begin DATASET

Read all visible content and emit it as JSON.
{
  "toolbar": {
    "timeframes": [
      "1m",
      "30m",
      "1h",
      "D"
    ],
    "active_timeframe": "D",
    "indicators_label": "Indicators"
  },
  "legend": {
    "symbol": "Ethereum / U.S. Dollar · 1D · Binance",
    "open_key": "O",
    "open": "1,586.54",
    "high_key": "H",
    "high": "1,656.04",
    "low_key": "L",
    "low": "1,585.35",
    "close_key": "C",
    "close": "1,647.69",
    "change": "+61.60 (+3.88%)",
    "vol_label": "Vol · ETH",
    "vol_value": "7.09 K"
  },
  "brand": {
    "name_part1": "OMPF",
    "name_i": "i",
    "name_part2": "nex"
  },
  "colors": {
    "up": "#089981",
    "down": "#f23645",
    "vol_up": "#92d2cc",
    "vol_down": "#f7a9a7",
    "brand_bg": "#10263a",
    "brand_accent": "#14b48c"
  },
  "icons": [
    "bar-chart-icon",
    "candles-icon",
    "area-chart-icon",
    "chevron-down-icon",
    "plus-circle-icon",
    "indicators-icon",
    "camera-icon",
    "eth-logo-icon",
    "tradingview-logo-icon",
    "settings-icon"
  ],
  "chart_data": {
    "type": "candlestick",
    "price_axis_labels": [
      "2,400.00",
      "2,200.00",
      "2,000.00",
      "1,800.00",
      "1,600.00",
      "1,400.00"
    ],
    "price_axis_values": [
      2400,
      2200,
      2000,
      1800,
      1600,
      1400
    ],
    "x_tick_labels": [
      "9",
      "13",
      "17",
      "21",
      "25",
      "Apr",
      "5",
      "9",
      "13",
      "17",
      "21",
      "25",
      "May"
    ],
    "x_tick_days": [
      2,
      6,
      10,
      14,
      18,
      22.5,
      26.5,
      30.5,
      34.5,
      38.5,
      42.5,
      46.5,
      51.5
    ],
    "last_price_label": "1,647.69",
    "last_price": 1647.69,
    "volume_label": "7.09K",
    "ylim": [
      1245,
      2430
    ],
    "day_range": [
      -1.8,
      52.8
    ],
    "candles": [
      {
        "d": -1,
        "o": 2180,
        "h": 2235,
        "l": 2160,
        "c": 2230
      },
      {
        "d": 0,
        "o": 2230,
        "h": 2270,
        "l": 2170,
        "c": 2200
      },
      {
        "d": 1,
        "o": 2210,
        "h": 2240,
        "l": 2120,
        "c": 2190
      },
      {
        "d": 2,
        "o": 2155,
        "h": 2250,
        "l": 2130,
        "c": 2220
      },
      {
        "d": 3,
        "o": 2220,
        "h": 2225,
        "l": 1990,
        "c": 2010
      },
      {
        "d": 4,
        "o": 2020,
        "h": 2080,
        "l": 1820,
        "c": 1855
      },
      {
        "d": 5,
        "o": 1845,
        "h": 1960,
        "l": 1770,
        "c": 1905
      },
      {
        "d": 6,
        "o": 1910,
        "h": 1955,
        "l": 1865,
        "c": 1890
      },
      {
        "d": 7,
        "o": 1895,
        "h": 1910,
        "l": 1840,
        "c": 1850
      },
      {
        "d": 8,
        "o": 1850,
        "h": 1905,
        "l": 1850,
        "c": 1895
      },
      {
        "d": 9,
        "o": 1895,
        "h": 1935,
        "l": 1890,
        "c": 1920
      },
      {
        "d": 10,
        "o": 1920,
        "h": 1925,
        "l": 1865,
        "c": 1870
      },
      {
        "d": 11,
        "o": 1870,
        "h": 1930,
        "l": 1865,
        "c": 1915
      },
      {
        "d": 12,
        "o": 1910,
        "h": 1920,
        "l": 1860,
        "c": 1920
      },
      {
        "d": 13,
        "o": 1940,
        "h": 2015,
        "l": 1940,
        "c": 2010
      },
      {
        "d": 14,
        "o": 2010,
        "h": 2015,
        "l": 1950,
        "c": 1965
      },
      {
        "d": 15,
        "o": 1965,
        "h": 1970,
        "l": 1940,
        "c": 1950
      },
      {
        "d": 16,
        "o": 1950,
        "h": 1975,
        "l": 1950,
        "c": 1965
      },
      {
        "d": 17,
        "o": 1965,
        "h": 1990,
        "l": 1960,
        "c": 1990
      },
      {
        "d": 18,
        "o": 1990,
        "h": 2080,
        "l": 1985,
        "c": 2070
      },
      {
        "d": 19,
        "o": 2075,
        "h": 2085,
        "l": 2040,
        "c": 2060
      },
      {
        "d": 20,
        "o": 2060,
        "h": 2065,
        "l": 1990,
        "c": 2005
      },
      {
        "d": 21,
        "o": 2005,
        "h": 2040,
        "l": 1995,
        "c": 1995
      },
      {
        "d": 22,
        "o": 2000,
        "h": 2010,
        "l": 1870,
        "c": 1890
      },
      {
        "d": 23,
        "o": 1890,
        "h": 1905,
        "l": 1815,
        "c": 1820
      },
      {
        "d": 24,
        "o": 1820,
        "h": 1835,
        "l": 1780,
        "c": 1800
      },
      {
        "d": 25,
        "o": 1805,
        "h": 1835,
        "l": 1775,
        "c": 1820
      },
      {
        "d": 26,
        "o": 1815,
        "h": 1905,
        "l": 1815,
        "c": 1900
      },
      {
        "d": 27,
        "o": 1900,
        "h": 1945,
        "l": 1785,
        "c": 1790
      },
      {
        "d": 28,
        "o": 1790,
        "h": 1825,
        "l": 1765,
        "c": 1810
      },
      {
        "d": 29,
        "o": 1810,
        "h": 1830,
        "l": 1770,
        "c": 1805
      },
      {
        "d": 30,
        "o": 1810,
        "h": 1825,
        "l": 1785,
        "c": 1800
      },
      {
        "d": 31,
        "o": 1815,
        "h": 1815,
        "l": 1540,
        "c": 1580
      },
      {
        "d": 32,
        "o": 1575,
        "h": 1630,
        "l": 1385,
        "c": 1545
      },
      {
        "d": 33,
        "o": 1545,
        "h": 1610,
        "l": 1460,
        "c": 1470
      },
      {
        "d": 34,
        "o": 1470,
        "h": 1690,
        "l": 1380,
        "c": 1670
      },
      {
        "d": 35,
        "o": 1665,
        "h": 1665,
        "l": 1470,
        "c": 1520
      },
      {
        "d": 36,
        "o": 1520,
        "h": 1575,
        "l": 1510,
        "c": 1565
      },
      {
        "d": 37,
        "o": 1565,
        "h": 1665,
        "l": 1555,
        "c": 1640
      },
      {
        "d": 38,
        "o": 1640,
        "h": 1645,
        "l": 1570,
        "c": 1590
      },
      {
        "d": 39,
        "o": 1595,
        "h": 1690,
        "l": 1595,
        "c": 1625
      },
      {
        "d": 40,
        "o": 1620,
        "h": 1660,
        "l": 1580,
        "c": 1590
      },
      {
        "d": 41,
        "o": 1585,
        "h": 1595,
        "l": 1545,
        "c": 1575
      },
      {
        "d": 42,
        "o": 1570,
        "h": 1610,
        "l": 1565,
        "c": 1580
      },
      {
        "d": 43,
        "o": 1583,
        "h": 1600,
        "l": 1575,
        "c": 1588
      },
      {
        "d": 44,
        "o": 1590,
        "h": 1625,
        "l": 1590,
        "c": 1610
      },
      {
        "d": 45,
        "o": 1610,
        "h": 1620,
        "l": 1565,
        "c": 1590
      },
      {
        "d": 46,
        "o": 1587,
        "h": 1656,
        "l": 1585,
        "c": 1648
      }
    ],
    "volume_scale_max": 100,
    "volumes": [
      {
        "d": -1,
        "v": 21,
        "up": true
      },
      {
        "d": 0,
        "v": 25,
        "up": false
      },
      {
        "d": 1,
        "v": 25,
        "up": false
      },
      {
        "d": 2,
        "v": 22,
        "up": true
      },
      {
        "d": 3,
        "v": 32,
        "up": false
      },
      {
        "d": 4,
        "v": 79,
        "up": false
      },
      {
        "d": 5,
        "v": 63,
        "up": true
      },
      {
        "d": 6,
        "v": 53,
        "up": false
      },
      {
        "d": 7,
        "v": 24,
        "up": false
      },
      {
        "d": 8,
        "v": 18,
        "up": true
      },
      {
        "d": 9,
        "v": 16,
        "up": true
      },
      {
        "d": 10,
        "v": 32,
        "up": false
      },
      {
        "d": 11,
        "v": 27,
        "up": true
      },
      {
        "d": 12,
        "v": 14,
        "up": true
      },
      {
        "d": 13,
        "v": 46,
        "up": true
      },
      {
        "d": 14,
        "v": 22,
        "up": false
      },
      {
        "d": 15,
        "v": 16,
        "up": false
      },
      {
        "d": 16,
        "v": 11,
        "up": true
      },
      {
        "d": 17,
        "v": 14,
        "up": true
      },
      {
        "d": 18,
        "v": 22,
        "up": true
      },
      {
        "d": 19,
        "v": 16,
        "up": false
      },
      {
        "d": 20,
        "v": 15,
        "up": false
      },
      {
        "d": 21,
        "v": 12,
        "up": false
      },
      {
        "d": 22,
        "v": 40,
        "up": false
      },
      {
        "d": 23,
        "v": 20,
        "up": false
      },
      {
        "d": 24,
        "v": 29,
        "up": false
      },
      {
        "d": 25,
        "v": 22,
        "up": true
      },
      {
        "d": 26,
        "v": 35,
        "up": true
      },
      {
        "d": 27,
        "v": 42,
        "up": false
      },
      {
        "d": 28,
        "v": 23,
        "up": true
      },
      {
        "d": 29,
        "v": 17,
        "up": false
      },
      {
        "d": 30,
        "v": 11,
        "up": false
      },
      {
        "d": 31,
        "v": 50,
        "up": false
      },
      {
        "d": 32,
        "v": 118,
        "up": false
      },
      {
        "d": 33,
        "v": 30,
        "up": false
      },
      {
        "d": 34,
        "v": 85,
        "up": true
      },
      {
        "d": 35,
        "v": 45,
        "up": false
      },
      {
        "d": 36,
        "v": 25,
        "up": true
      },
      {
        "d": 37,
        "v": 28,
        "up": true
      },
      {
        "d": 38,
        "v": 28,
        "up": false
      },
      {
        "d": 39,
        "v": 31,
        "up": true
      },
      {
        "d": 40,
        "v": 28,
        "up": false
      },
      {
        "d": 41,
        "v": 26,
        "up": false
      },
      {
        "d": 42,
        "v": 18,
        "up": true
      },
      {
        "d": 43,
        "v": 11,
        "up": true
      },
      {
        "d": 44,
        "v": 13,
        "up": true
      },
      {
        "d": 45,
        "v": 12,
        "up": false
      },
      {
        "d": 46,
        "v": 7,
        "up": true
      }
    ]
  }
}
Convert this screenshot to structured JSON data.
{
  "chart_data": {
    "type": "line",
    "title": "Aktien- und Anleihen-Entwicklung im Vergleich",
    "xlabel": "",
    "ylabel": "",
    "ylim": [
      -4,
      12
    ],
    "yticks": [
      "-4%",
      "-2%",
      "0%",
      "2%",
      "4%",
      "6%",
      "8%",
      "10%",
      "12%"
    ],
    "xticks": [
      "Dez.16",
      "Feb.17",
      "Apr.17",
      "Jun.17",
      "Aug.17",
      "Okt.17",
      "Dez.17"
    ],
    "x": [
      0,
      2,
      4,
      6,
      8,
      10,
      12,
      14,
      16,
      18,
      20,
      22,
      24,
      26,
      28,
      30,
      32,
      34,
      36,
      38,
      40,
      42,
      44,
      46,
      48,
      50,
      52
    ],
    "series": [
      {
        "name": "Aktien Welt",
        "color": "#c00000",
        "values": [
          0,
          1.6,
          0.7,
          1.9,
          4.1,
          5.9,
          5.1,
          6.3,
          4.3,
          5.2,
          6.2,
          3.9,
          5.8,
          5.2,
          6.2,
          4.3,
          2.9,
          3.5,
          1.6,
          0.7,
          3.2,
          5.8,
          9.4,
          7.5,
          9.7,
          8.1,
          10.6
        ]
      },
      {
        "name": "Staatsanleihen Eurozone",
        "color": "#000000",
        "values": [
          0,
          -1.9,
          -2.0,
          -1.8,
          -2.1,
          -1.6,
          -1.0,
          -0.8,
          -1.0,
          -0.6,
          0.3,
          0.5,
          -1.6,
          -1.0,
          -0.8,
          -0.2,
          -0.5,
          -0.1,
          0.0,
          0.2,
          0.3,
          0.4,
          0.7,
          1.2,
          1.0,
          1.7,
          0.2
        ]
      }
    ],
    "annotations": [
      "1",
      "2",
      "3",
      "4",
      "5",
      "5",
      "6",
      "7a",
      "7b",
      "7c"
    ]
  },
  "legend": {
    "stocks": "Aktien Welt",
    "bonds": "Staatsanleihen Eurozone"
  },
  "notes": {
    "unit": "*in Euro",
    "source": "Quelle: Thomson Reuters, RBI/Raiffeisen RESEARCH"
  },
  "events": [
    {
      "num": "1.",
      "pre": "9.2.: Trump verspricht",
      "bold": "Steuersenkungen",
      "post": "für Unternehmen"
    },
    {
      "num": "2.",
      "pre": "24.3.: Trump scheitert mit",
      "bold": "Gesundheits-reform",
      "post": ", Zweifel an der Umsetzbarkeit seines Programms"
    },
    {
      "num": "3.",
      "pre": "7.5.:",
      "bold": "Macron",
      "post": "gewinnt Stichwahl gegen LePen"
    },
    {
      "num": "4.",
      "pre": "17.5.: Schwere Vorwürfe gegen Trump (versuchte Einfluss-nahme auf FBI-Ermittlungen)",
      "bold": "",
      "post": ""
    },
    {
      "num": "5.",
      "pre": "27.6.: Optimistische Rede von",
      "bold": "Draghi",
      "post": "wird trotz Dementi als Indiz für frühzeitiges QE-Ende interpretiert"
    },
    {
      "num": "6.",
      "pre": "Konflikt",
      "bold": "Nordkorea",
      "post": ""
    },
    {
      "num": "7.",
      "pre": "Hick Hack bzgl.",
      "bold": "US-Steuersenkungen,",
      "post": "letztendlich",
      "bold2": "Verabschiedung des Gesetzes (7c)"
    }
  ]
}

end DATASET

Find each line holding the string "gegen" and copy it out.

RESPONSE BELOW:
      "post": "gewinnt Stichwahl gegen LePen"
      "pre": "17.5.: Schwere Vorwürfe gegen Trump (versuchte Einfluss-nahme auf FBI-Ermittlungen)",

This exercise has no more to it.